>>>
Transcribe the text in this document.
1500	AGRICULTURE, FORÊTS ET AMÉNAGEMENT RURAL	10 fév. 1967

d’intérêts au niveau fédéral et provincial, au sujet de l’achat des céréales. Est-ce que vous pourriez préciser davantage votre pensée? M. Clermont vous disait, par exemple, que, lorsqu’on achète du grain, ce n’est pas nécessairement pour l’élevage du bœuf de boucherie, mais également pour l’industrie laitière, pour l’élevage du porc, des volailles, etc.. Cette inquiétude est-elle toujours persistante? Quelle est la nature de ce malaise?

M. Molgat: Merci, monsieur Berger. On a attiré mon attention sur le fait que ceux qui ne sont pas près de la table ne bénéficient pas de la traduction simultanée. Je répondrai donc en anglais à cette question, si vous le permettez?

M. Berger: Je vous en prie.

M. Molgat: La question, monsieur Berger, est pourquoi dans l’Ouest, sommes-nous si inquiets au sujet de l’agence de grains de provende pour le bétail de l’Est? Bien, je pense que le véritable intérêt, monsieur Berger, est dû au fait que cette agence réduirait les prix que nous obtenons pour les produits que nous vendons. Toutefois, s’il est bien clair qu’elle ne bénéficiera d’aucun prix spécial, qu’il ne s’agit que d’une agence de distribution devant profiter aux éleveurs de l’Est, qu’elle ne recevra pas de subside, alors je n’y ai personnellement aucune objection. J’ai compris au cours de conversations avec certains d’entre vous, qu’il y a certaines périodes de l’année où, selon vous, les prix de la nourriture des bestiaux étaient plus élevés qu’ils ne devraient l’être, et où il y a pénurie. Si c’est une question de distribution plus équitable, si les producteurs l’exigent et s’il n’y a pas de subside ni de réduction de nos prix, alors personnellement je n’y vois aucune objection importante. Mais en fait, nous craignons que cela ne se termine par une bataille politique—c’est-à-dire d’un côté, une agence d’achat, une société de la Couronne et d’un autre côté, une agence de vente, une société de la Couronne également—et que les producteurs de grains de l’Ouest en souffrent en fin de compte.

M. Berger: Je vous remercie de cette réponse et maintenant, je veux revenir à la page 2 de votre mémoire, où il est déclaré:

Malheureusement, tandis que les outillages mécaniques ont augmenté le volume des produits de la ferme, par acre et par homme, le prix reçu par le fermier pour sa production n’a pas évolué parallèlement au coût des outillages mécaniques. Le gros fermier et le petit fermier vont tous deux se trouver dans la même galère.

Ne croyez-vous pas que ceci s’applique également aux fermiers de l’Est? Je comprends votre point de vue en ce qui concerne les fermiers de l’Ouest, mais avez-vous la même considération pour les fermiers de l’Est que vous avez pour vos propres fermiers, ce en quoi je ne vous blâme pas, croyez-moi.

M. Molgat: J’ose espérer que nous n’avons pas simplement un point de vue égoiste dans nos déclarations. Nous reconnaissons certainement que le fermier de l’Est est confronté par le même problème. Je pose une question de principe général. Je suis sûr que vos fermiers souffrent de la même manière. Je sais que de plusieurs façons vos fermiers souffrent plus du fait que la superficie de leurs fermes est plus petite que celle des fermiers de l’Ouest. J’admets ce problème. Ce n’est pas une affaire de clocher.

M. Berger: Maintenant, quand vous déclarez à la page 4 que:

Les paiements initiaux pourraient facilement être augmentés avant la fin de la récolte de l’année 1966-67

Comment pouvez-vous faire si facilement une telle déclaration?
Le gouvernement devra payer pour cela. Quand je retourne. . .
<<<
• [Task brief]: Return the lines of the records that include the string "fermiers".

• [Right answer]:
Ne croyez-vous pas que ceci s’applique également aux fermiers de l’Est? Je comprends votre point de vue en ce qui concerne les fermiers de l’Ouest, mais avez-vous la même considération pour les fermiers de l’Est que vous avez pour vos propres fermiers, ce en quoi je ne vous blâme pas, croyez-moi.
M. Molgat: J’ose espérer que nous n’avons pas simplement un point de vue égoiste dans nos déclarations. Nous reconnaissons certainement que le fermier de l’Est est confronté par le même problème. Je pose une question de principe général. Je suis sûr que vos fermiers souffrent de la même manière. Je sais que de plusieurs façons vos fermiers souffrent plus du fait que la superficie de leurs fermes est plus petite que celle des fermiers de l’Ouest. J’admets ce problème. Ce n’est pas une affaire de clocher.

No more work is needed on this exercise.